Exercise requirements:
How many lines of these entries include the string "that"? State the number alone.

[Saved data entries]
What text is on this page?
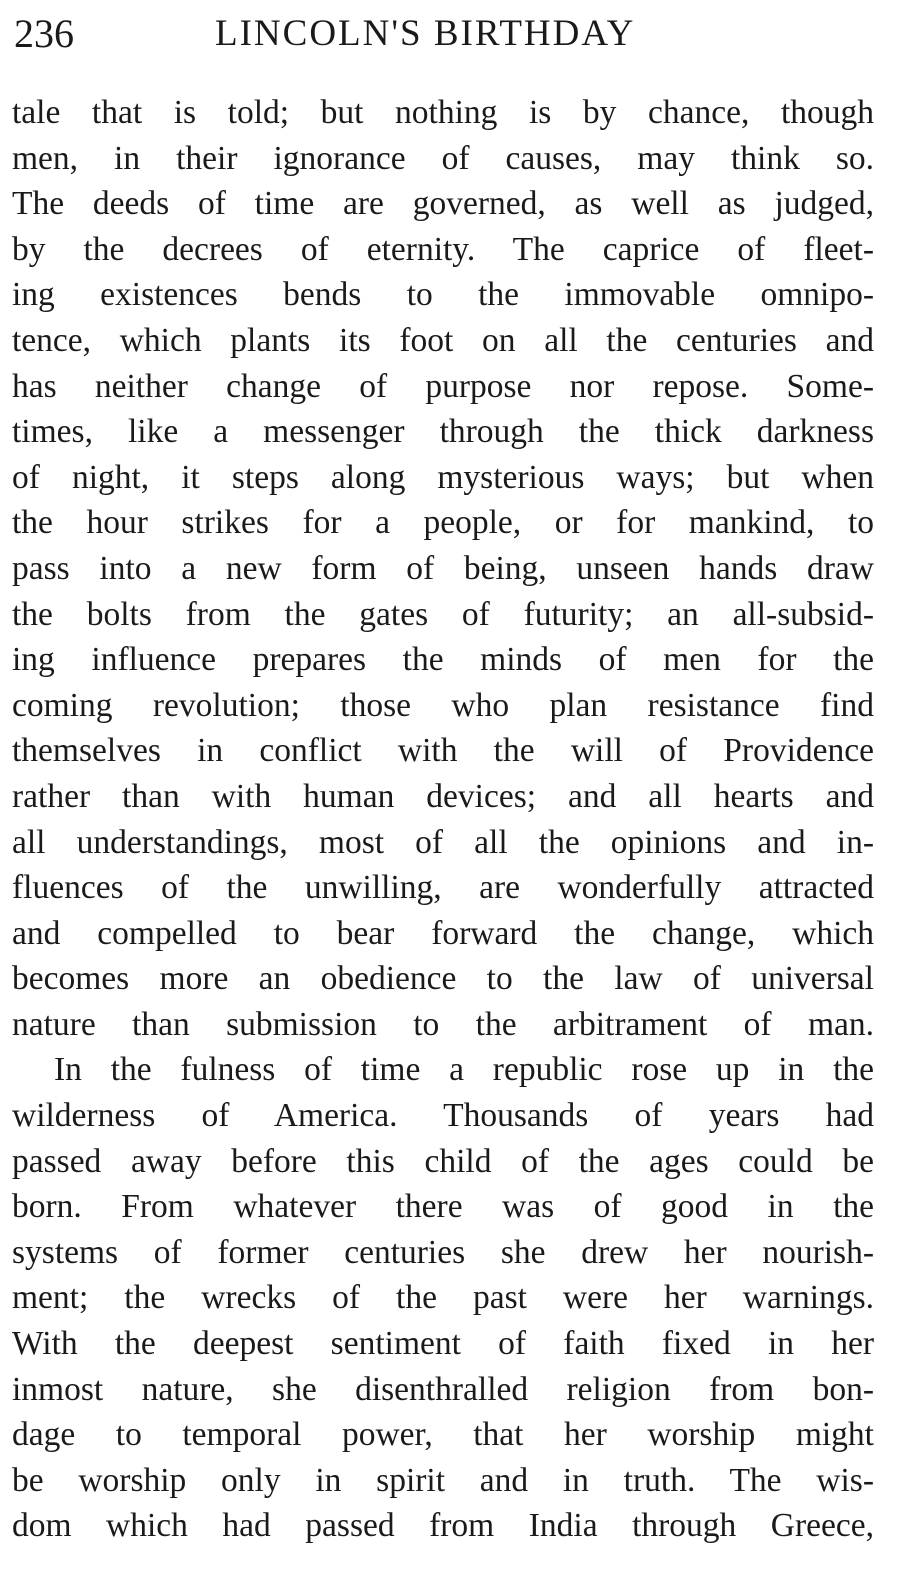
236	LINCOLN'S BIRTHDAY
tale that is told; but nothing is by chance, though
men, in their ignorance of causes, may think so.
The deeds of time are governed, as well as judged,
by the decrees of eternity. The caprice of fleet-
ing existences bends to the immovable omnipo-
tence, which plants its foot on all the centuries and
has neither change of purpose nor repose. Some-
times, like a messenger through the thick darkness
of night, it steps along mysterious ways; but when
the hour strikes for a people, or for mankind, to
pass into a new form of being, unseen hands draw
the bolts from the gates of futurity; an all-subsid-
ing influence prepares the minds of men for the
coming revolution; those who plan resistance find
themselves in conflict with the will of Providence
rather than with human devices; and all hearts and
all understandings, most of all the opinions and in-
fluences of the unwilling, are wonderfully attracted
and compelled to bear forward the change, which
becomes more an obedience to the law of universal
nature than submission to the arbitrament of man.
In the fulness of time a republic rose up in the
wilderness of America. Thousands of years had
passed away before this child of the ages could be
born. From whatever there was of good in the
systems of former centuries she drew her nourish-
ment; the wrecks of the past were her warnings.
With the deepest sentiment of faith fixed in her
inmost nature, she disenthralled religion from bon-
dage to temporal power, that her worship might
be worship only in spirit and in truth. The wis-
dom which had passed from India through Greece,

Response to the task:
2